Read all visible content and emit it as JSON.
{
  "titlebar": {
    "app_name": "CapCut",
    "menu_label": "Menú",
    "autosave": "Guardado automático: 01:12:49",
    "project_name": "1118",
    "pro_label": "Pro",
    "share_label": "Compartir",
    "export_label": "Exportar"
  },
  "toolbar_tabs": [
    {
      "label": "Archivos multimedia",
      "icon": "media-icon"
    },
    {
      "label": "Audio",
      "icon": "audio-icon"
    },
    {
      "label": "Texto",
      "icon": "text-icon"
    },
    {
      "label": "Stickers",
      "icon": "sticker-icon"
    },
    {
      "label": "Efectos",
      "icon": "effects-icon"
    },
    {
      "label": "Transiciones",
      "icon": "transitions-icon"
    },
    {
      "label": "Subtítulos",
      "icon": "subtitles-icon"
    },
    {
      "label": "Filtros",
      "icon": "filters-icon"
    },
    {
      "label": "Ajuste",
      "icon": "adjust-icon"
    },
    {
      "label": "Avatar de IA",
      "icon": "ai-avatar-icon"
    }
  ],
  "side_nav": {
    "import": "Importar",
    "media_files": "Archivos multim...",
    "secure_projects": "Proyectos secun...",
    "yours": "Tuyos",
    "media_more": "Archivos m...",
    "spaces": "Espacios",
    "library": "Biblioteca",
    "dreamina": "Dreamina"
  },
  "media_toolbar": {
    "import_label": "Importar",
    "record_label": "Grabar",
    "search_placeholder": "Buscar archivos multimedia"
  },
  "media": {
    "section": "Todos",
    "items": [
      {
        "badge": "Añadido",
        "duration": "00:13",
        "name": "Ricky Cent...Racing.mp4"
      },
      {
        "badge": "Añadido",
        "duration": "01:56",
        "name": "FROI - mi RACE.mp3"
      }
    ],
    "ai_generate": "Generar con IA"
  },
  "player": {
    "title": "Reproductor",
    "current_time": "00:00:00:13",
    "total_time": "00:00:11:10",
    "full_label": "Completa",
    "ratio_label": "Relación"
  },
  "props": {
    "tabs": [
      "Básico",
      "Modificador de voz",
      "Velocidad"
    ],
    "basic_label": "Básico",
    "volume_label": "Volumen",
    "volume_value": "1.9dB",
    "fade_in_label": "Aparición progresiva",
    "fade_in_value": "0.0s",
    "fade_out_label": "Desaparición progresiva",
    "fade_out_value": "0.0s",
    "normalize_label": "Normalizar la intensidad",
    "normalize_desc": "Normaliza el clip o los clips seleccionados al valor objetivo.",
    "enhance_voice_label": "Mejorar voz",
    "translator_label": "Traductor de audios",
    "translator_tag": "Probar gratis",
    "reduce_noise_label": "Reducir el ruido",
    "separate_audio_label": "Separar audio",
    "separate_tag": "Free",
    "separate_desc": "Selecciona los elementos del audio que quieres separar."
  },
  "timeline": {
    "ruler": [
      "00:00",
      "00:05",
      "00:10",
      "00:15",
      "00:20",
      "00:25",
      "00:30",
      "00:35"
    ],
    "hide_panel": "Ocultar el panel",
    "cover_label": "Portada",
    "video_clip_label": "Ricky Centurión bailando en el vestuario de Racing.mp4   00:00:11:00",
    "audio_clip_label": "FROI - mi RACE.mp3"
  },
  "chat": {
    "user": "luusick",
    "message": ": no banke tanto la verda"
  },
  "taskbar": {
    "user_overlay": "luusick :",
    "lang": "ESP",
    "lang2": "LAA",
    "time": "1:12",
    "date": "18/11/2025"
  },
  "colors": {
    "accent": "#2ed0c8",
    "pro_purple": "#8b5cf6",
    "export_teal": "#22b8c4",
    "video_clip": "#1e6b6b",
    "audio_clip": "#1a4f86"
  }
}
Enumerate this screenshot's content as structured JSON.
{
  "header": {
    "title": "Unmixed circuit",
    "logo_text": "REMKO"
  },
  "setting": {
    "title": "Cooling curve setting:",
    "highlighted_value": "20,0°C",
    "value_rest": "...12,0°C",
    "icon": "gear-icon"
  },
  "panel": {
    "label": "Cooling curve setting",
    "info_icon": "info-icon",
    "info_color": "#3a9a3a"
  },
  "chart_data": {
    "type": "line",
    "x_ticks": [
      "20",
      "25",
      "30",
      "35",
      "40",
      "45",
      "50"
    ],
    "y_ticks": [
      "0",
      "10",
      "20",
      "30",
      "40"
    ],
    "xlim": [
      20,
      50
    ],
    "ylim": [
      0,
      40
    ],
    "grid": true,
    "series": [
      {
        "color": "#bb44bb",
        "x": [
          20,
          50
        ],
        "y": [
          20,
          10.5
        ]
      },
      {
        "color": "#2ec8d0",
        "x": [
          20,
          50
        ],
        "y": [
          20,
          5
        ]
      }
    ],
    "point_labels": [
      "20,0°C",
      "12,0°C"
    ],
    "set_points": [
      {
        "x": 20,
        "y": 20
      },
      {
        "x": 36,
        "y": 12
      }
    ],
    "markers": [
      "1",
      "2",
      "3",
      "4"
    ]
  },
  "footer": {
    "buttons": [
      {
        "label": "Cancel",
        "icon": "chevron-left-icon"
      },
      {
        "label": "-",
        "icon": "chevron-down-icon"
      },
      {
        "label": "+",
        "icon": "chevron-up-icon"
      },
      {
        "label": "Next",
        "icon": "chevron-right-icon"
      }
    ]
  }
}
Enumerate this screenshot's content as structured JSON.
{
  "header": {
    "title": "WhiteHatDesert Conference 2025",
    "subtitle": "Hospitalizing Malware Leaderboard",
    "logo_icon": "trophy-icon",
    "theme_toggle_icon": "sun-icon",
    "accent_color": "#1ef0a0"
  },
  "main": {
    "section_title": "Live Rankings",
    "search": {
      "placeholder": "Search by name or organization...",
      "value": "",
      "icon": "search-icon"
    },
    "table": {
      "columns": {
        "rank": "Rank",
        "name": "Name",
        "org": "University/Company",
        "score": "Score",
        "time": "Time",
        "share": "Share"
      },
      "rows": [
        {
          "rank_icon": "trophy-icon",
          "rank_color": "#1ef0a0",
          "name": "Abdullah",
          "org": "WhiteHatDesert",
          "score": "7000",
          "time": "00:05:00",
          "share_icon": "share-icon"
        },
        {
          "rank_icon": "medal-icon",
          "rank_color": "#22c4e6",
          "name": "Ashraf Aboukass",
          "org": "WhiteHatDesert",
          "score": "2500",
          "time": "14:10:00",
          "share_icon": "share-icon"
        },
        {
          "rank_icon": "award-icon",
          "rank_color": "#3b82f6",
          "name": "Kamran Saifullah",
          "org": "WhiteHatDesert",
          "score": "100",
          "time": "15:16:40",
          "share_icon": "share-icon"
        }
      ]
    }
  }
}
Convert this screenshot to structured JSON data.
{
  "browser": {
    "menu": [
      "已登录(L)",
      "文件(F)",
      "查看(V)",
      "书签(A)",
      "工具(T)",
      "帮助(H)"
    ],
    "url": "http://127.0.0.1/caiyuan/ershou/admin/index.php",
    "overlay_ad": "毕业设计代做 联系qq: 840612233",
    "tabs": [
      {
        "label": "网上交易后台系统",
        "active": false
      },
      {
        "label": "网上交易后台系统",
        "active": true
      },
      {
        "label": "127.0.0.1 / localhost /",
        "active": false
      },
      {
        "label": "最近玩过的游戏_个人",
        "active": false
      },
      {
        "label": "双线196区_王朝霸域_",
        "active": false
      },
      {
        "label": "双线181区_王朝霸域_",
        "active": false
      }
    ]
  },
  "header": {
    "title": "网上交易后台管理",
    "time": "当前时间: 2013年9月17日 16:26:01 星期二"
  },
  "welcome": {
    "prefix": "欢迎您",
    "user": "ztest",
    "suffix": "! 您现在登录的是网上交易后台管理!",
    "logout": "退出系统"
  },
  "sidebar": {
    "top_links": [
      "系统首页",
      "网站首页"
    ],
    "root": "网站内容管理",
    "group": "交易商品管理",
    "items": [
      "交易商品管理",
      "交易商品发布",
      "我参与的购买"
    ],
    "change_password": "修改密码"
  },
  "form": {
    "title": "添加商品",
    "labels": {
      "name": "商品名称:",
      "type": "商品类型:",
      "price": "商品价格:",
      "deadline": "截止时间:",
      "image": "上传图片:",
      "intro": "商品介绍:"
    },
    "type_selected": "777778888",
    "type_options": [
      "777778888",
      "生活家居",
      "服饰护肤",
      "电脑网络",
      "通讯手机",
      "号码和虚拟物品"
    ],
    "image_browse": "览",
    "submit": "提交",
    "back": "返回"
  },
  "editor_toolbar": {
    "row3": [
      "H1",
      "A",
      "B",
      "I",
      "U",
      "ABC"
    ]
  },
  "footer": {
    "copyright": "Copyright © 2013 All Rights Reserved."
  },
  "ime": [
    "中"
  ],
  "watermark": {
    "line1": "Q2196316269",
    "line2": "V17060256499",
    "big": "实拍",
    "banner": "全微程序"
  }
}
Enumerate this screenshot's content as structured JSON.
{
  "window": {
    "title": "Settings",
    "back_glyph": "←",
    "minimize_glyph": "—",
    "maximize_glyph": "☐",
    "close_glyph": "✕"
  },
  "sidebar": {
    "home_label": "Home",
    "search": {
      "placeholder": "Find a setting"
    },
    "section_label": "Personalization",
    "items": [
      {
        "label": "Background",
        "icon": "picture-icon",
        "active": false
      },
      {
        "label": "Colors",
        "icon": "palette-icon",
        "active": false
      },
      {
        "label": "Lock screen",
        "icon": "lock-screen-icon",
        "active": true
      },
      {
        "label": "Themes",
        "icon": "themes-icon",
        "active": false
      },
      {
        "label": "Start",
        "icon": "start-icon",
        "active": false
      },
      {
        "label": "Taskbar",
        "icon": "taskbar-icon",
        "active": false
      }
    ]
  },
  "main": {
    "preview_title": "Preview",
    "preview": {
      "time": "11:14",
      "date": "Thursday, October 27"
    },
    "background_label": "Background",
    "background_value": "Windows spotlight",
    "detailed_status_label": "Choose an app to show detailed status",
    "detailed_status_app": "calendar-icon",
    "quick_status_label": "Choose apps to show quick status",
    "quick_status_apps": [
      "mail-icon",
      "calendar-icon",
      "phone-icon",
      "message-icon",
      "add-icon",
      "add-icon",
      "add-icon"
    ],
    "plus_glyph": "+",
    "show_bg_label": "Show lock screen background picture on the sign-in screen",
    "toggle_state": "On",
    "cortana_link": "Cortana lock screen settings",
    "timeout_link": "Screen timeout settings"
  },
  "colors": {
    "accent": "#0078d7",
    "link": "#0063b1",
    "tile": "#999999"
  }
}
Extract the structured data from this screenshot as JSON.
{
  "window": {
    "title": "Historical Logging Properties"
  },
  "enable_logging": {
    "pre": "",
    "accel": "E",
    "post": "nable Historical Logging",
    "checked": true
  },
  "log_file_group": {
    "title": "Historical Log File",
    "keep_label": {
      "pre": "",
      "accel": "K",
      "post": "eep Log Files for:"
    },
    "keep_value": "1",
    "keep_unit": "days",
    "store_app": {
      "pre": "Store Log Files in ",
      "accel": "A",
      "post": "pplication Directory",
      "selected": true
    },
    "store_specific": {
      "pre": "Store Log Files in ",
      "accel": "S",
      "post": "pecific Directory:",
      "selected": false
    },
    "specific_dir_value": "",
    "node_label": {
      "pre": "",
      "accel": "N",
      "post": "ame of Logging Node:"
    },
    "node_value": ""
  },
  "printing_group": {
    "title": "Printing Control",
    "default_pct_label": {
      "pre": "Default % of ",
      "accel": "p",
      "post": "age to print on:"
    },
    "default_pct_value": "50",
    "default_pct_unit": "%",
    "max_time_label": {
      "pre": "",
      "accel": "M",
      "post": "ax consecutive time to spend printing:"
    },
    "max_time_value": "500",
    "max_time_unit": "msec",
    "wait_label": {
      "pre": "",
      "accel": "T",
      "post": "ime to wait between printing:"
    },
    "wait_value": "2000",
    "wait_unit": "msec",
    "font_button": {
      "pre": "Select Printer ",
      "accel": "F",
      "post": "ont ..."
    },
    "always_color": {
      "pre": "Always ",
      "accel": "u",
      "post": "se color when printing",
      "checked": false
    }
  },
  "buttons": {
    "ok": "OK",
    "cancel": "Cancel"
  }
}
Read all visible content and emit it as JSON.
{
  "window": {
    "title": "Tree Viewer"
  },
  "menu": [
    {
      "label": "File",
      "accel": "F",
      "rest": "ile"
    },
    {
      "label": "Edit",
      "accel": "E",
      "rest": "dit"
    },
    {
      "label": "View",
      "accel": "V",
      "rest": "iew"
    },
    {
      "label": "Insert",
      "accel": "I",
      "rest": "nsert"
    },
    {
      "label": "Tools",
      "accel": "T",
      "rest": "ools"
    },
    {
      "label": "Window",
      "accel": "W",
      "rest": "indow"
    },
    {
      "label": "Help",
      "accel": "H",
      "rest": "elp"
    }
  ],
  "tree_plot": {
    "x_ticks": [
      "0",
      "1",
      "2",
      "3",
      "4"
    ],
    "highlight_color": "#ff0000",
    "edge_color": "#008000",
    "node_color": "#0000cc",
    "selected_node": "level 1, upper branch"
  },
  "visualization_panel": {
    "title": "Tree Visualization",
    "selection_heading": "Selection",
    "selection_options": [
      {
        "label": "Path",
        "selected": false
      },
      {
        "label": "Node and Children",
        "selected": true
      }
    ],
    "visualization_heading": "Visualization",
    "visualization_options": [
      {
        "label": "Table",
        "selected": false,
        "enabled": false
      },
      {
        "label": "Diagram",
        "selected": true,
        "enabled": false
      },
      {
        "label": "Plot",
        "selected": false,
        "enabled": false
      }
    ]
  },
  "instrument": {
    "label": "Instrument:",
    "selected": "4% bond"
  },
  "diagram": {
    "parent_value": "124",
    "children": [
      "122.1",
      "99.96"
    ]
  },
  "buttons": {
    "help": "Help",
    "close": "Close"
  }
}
----
From the data above, work out how many lines contain the string "post" and reply with only the number.

> **ANSWER TO THE EXERCISE**:
10